◆ TO BE DONE: Where the string "handle" occurs in the material below, report the whole line.
[START]
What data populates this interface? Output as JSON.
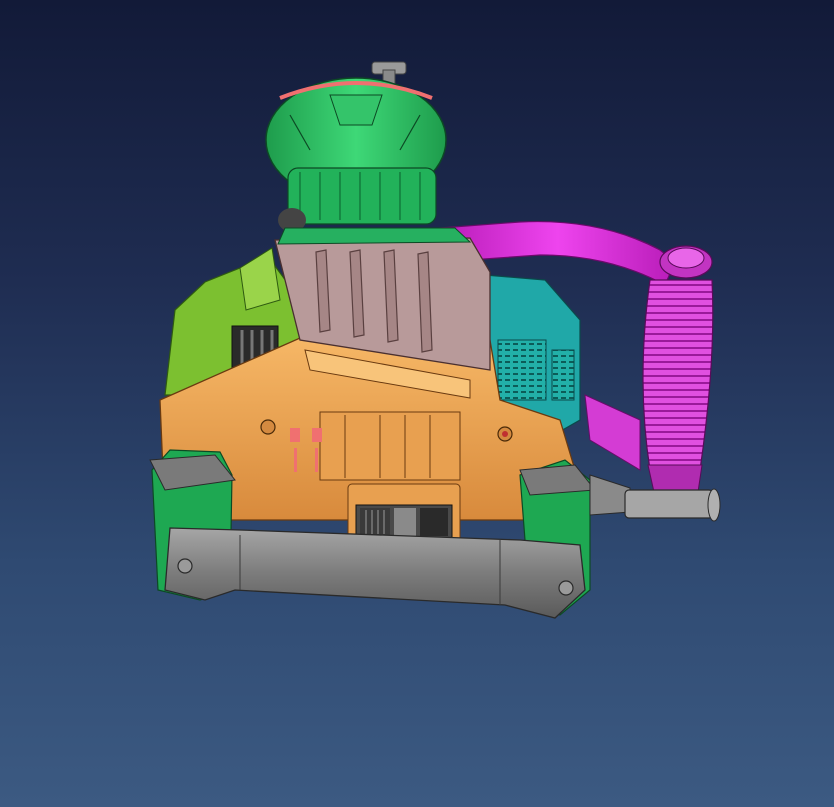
{
  "scene": {
    "background_top": "#121a38",
    "background_bottom": "#3c5a82"
  },
  "model": {
    "parts": [
      {
        "name": "chuck-collar",
        "color": "#2ccc66"
      },
      {
        "name": "chuck-ring",
        "color": "#f07070"
      },
      {
        "name": "side-handle-arm",
        "color": "#e020e0"
      },
      {
        "name": "side-handle-grip",
        "color": "#d040d0"
      },
      {
        "name": "motor-housing",
        "color": "#f0a858"
      },
      {
        "name": "left-housing-shell",
        "color": "#7cc030"
      },
      {
        "name": "right-vent-panel",
        "color": "#20a8a8"
      },
      {
        "name": "top-cover",
        "color": "#b89a9a"
      },
      {
        "name": "rear-handle",
        "color": "#8a8a8a"
      },
      {
        "name": "power-cable",
        "color": "#9a9a9a"
      },
      {
        "name": "switch-block",
        "color": "#5a5a5a"
      }
    ]
  }
}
[END]
◆ FINAL ANSWER:
        "name": "side-handle-arm",
        "name": "side-handle-grip",
        "name": "rear-handle",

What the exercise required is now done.